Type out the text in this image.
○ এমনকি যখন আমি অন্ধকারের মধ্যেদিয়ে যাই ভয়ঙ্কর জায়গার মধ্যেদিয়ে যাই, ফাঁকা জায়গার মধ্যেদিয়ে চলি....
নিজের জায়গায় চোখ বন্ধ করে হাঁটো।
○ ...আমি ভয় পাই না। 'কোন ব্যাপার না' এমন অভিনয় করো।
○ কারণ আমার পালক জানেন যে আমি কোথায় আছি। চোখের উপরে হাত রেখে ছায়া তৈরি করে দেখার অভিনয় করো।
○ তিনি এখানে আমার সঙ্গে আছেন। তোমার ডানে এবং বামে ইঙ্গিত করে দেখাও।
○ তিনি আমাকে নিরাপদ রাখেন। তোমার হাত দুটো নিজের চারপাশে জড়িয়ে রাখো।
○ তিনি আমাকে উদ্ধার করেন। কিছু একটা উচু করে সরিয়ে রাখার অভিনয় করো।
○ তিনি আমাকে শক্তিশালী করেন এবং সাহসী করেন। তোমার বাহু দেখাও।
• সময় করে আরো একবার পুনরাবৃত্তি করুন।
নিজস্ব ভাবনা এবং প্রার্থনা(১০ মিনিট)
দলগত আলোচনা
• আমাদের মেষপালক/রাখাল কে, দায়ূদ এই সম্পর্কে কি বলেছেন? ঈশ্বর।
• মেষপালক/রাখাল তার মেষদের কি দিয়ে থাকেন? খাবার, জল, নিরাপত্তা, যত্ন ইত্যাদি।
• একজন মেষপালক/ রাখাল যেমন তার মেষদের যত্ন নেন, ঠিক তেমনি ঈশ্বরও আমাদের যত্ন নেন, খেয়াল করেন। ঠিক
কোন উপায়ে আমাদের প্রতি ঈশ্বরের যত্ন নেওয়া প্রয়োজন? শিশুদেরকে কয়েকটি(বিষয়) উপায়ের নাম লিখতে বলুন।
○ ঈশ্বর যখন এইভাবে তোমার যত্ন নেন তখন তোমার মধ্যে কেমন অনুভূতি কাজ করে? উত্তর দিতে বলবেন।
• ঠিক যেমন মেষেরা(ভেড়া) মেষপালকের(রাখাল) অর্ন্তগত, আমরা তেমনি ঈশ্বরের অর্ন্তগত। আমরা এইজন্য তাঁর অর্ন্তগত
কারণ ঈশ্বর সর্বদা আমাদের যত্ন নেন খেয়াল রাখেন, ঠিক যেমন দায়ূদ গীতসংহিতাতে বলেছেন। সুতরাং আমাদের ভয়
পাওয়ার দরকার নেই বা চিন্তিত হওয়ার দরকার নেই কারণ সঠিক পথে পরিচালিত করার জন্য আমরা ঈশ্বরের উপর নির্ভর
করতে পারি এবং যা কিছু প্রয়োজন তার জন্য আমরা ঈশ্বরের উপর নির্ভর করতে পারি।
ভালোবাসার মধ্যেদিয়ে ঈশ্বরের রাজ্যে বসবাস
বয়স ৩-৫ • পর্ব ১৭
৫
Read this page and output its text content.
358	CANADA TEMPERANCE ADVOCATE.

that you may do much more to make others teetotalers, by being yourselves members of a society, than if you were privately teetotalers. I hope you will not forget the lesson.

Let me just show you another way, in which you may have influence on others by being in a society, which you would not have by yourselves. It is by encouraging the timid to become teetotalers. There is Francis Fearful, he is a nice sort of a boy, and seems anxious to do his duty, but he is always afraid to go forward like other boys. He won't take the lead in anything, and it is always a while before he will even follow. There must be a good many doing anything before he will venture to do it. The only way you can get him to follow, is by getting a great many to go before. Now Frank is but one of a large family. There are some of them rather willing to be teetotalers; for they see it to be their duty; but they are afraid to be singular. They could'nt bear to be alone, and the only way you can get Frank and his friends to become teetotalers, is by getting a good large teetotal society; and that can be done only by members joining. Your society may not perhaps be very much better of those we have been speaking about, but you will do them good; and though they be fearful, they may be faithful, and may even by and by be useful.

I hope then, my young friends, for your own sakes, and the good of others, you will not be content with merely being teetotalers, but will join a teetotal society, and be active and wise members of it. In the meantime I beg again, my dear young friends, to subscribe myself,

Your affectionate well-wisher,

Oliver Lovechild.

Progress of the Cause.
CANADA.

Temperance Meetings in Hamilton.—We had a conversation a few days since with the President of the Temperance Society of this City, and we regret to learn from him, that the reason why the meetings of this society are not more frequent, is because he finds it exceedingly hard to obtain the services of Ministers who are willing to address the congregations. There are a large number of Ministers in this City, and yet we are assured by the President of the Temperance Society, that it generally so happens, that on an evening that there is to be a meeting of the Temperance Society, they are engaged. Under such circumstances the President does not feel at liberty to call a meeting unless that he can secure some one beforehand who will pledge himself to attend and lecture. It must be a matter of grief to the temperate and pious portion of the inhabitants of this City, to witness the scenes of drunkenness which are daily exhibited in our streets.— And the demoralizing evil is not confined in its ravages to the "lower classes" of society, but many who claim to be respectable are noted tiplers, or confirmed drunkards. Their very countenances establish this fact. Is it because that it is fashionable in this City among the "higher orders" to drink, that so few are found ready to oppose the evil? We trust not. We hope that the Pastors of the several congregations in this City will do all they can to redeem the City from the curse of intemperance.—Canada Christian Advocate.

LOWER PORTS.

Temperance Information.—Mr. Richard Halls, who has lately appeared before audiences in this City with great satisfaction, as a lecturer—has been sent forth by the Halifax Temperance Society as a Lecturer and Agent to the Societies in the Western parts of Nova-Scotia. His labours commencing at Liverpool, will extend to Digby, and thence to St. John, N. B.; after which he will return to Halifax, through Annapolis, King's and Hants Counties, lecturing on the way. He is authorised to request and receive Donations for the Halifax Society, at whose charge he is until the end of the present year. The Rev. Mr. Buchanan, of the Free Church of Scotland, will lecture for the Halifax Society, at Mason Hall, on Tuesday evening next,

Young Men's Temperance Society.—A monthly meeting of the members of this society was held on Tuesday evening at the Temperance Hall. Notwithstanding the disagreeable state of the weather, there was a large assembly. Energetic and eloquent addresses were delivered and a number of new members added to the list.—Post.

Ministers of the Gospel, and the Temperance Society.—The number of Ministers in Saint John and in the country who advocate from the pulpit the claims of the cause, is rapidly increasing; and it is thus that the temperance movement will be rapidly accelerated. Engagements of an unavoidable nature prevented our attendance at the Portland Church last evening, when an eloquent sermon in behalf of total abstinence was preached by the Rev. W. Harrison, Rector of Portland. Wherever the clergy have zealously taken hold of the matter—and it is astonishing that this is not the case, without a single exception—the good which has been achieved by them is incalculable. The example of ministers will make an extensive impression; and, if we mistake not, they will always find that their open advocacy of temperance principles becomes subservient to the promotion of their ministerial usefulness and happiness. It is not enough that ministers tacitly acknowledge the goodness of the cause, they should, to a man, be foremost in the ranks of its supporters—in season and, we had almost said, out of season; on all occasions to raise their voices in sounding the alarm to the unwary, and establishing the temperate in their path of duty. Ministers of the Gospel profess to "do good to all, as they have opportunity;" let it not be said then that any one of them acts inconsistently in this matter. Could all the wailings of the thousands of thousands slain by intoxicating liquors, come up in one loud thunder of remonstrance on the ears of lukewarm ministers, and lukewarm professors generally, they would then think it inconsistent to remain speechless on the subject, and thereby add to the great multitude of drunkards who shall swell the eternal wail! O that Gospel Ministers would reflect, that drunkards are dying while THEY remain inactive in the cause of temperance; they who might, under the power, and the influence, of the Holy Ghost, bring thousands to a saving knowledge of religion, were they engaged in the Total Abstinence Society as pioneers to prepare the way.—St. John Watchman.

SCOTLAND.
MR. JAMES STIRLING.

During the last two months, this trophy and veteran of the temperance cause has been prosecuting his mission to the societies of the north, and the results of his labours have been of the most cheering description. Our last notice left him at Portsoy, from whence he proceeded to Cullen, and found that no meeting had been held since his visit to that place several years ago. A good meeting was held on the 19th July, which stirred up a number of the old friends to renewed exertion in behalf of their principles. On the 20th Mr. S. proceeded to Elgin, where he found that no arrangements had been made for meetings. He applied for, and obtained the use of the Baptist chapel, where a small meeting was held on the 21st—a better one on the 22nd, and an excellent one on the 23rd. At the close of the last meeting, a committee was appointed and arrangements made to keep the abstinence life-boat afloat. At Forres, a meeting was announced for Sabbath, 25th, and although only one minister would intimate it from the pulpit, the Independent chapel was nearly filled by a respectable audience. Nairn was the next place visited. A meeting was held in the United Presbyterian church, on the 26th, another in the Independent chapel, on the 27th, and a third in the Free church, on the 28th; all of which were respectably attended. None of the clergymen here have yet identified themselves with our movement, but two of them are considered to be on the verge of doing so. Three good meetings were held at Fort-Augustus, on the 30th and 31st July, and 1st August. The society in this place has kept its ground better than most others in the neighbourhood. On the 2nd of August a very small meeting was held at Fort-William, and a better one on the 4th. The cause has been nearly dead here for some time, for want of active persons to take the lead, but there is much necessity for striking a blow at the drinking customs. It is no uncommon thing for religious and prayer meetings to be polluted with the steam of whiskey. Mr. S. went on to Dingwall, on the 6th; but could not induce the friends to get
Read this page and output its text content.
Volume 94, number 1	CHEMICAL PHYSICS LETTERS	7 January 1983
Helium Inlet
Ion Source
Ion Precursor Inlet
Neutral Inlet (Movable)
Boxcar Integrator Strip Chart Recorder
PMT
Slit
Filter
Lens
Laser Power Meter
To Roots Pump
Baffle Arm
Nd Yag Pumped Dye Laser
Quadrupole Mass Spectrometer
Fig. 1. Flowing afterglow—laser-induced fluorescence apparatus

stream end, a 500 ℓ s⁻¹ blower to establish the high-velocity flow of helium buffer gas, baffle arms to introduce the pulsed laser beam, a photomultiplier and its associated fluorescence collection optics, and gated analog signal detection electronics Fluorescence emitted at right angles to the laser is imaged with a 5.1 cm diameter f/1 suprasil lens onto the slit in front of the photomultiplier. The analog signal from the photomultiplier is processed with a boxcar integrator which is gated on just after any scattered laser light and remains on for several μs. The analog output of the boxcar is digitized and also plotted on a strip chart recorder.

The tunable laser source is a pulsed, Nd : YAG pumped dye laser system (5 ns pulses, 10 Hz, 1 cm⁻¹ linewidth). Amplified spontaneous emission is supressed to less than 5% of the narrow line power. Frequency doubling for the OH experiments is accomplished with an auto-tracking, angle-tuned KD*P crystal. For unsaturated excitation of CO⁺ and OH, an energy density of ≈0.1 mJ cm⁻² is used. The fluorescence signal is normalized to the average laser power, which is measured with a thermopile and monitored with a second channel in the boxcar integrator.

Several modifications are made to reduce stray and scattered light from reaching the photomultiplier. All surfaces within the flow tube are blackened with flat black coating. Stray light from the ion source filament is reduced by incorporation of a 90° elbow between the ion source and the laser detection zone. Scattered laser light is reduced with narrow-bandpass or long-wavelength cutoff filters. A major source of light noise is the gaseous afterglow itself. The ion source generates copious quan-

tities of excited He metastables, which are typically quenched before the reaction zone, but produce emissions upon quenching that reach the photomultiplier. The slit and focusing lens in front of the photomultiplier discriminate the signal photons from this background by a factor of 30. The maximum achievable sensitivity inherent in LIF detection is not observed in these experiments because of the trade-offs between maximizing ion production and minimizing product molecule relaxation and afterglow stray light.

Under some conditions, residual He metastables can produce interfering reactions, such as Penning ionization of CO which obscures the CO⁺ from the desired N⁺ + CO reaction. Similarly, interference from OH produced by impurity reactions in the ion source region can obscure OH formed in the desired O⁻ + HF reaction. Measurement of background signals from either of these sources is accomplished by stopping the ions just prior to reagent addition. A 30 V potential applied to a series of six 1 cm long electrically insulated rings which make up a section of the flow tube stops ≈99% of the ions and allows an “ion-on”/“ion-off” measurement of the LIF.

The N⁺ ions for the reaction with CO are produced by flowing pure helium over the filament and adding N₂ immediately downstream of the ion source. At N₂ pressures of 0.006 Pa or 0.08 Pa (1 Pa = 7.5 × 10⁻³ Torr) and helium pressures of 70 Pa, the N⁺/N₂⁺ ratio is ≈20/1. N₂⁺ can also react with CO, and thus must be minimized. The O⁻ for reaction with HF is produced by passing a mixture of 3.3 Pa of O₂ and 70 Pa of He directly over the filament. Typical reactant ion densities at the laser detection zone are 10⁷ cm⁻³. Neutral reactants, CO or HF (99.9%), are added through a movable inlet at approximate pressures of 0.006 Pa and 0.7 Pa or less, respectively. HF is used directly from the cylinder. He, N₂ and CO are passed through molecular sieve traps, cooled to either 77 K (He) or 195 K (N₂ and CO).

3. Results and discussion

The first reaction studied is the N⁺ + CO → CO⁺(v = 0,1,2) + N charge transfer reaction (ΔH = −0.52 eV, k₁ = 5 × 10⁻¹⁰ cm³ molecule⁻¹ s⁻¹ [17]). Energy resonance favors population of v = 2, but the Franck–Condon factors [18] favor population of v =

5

● ● ● ●

▶ _BRIEF_:
From the entries above, extract every line where the word "more" appears.

▶ _SOLUTION TO THIS PROBLEM_:
that you may do much more to make others teetotalers, by being yourselves members of a society, than if you were privately teetotalers. I hope you will not forget the lesson.
Temperance Meetings in Hamilton.—We had a conversation a few days since with the President of the Temperance Society of this City, and we regret to learn from him, that the reason why the meetings of this society are not more frequent, is because he finds it exceedingly hard to obtain the services of Ministers who are willing to address the congregations. There are a large number of Ministers in this City, and yet we are assured by the President of the Temperance Society, that it generally so happens, that on an evening that there is to be a meeting of the Temperance Society, they are engaged. Under such circumstances the President does not feel at liberty to call a meeting unless that he can secure some one beforehand who will pledge himself to attend and lecture. It must be a matter of grief to the temperate and pious portion of the inhabitants of this City, to witness the scenes of drunkenness which are daily exhibited in our streets.— And the demoralizing evil is not confined in its ravages to the "lower classes" of society, but many who claim to be respectable are noted tiplers, or confirmed drunkards. Their very countenances establish this fact. Is it because that it is fashionable in this City among the "higher orders" to drink, that so few are found ready to oppose the evil? We trust not. We hope that the Pastors of the several congregations in this City will do all they can to redeem the City from the curse of intemperance.—Canada Christian Advocate.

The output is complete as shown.